TASK TO CARRY OUT: Type out every line below exactly as it reads.

## begin INFORMATION GIVEN

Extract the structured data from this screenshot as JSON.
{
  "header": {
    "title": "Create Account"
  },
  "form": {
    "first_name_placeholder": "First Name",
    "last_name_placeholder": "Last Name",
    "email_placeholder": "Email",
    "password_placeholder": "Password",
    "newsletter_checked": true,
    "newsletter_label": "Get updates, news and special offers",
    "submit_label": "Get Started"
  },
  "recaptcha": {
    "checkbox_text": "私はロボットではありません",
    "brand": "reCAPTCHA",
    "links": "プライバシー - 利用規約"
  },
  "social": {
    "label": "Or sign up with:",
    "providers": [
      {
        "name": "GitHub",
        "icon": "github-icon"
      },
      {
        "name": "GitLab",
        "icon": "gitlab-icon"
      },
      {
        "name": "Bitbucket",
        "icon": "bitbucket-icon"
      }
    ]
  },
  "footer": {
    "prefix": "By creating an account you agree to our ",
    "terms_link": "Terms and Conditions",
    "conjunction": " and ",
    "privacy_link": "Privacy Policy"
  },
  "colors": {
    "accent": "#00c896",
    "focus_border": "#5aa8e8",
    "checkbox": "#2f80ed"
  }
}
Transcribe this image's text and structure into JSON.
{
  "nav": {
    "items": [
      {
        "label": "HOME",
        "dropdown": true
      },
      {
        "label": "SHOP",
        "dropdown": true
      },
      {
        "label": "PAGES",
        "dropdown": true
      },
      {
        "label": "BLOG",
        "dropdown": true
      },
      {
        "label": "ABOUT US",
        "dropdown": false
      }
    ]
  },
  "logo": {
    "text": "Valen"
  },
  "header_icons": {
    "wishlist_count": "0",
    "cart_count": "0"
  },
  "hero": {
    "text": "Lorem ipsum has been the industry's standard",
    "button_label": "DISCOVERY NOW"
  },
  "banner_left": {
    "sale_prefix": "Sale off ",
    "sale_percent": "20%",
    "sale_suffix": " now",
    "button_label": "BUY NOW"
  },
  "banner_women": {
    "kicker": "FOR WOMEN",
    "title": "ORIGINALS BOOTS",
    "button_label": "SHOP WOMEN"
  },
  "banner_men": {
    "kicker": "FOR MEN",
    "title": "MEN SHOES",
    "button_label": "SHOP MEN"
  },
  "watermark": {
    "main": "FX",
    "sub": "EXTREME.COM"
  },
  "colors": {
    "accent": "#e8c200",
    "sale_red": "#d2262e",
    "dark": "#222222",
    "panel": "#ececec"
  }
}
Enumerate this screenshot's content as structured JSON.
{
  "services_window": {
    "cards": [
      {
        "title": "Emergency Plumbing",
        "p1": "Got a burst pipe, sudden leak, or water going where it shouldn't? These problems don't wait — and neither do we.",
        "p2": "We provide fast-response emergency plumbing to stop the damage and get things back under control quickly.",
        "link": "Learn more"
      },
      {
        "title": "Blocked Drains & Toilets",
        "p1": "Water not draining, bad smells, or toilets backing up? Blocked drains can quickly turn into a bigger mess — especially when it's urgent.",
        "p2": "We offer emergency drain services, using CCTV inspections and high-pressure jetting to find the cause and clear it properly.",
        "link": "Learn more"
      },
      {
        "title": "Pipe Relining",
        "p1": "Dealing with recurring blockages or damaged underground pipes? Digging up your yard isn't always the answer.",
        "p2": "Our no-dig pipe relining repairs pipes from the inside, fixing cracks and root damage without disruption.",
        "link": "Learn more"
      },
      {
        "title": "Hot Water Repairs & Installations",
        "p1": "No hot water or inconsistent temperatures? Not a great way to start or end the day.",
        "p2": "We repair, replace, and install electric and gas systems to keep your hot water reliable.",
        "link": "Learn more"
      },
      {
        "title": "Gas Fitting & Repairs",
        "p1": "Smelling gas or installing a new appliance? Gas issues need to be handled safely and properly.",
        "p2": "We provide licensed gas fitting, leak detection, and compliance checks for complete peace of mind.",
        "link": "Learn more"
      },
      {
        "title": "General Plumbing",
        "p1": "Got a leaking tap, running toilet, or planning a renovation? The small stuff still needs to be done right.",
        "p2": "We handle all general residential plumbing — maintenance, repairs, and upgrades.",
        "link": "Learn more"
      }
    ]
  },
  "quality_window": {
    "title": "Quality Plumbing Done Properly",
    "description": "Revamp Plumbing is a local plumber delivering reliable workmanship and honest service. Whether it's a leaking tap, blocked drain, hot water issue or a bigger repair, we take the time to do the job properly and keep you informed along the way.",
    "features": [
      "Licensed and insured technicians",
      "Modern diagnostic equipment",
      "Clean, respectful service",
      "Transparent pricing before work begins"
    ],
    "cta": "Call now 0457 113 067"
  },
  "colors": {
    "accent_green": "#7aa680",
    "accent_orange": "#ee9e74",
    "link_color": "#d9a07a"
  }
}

## end INFORMATION GIVEN

RESPONSE FOR THIS EXERCISE:
Extract the structured data from this screenshot as JSON.
{
  "header": {
    "title": "Create Account"
  },
  "form": {
    "first_name_placeholder": "First Name",
    "last_name_placeholder": "Last Name",
    "email_placeholder": "Email",
    "password_placeholder": "Password",
    "newsletter_checked": true,
    "newsletter_label": "Get updates, news and special offers",
    "submit_label": "Get Started"
  },
  "recaptcha": {
    "checkbox_text": "私はロボットではありません",
    "brand": "reCAPTCHA",
    "links": "プライバシー - 利用規約"
  },
  "social": {
    "label": "Or sign up with:",
    "providers": [
      {
        "name": "GitHub",
        "icon": "github-icon"
      },
      {
        "name": "GitLab",
        "icon": "gitlab-icon"
      },
      {
        "name": "Bitbucket",
        "icon": "bitbucket-icon"
      }
    ]
  },
  "footer": {
    "prefix": "By creating an account you agree to our ",
    "terms_link": "Terms and Conditions",
    "conjunction": " and ",
    "privacy_link": "Privacy Policy"
  },
  "colors": {
    "accent": "#00c896",
    "focus_border": "#5aa8e8",
    "checkbox": "#2f80ed"
  }
}
Transcribe this image's text and structure into JSON.
{
  "nav": {
    "items": [
      {
        "label": "HOME",
        "dropdown": true
      },
      {
        "label": "SHOP",
        "dropdown": true
      },
      {
        "label": "PAGES",
        "dropdown": true
      },
      {
        "label": "BLOG",
        "dropdown": true
      },
      {
        "label": "ABOUT US",
        "dropdown": false
      }
    ]
  },
  "logo": {
    "text": "Valen"
  },
  "header_icons": {
    "wishlist_count": "0",
    "cart_count": "0"
  },
  "hero": {
    "text": "Lorem ipsum has been the industry's standard",
    "button_label": "DISCOVERY NOW"
  },
  "banner_left": {
    "sale_prefix": "Sale off ",
    "sale_percent": "20%",
    "sale_suffix": " now",
    "button_label": "BUY NOW"
  },
  "banner_women": {
    "kicker": "FOR WOMEN",
    "title": "ORIGINALS BOOTS",
    "button_label": "SHOP WOMEN"
  },
  "banner_men": {
    "kicker": "FOR MEN",
    "title": "MEN SHOES",
    "button_label": "SHOP MEN"
  },
  "watermark": {
    "main": "FX",
    "sub": "EXTREME.COM"
  },
  "colors": {
    "accent": "#e8c200",
    "sale_red": "#d2262e",
    "dark": "#222222",
    "panel": "#ececec"
  }
}
Enumerate this screenshot's content as structured JSON.
{
  "services_window": {
    "cards": [
      {
        "title": "Emergency Plumbing",
        "p1": "Got a burst pipe, sudden leak, or water going where it shouldn't? These problems don't wait — and neither do we.",
        "p2": "We provide fast-response emergency plumbing to stop the damage and get things back under control quickly.",
        "link": "Learn more"
      },
      {
        "title": "Blocked Drains & Toilets",
        "p1": "Water not draining, bad smells, or toilets backing up? Blocked drains can quickly turn into a bigger mess — especially when it's urgent.",
        "p2": "We offer emergency drain services, using CCTV inspections and high-pressure jetting to find the cause and clear it properly.",
        "link": "Learn more"
      },
      {
        "title": "Pipe Relining",
        "p1": "Dealing with recurring blockages or damaged underground pipes? Digging up your yard isn't always the answer.",
        "p2": "Our no-dig pipe relining repairs pipes from the inside, fixing cracks and root damage without disruption.",
        "link": "Learn more"
      },
      {
        "title": "Hot Water Repairs & Installations",
        "p1": "No hot water or inconsistent temperatures? Not a great way to start or end the day.",
        "p2": "We repair, replace, and install electric and gas systems to keep your hot water reliable.",
        "link": "Learn more"
      },
      {
        "title": "Gas Fitting & Repairs",
        "p1": "Smelling gas or installing a new appliance? Gas issues need to be handled safely and properly.",
        "p2": "We provide licensed gas fitting, leak detection, and compliance checks for complete peace of mind.",
        "link": "Learn more"
      },
      {
        "title": "General Plumbing",
        "p1": "Got a leaking tap, running toilet, or planning a renovation? The small stuff still needs to be done right.",
        "p2": "We handle all general residential plumbing — maintenance, repairs, and upgrades.",
        "link": "Learn more"
      }
    ]
  },
  "quality_window": {
    "title": "Quality Plumbing Done Properly",
    "description": "Revamp Plumbing is a local plumber delivering reliable workmanship and honest service. Whether it's a leaking tap, blocked drain, hot water issue or a bigger repair, we take the time to do the job properly and keep you informed along the way.",
    "features": [
      "Licensed and insured technicians",
      "Modern diagnostic equipment",
      "Clean, respectful service",
      "Transparent pricing before work begins"
    ],
    "cta": "Call now 0457 113 067"
  },
  "colors": {
    "accent_green": "#7aa680",
    "accent_orange": "#ee9e74",
    "link_color": "#d9a07a"
  }
}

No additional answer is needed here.